§ **What to produce**:
From the records below, pull each line that has "Accuracy".

§ **Dataset**:

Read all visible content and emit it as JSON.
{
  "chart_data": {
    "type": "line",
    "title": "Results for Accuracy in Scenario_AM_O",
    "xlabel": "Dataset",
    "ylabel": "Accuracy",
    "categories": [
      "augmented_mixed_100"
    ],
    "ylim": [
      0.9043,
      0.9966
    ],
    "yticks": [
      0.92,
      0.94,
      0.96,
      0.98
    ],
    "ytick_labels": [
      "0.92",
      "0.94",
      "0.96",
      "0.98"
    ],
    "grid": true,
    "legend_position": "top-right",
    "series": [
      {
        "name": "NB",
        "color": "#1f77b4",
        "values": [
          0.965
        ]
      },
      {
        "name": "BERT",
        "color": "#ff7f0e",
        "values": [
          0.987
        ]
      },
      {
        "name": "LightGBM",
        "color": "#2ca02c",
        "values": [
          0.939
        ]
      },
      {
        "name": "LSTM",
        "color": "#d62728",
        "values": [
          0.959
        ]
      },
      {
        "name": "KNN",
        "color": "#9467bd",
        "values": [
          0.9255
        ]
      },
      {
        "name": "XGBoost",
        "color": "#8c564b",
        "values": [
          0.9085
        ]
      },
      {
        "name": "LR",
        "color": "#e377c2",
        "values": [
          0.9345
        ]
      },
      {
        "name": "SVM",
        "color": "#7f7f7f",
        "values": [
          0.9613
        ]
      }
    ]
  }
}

§ **The completed task**:
    "title": "Results for Accuracy in Scenario_AM_O",
    "ylabel": "Accuracy",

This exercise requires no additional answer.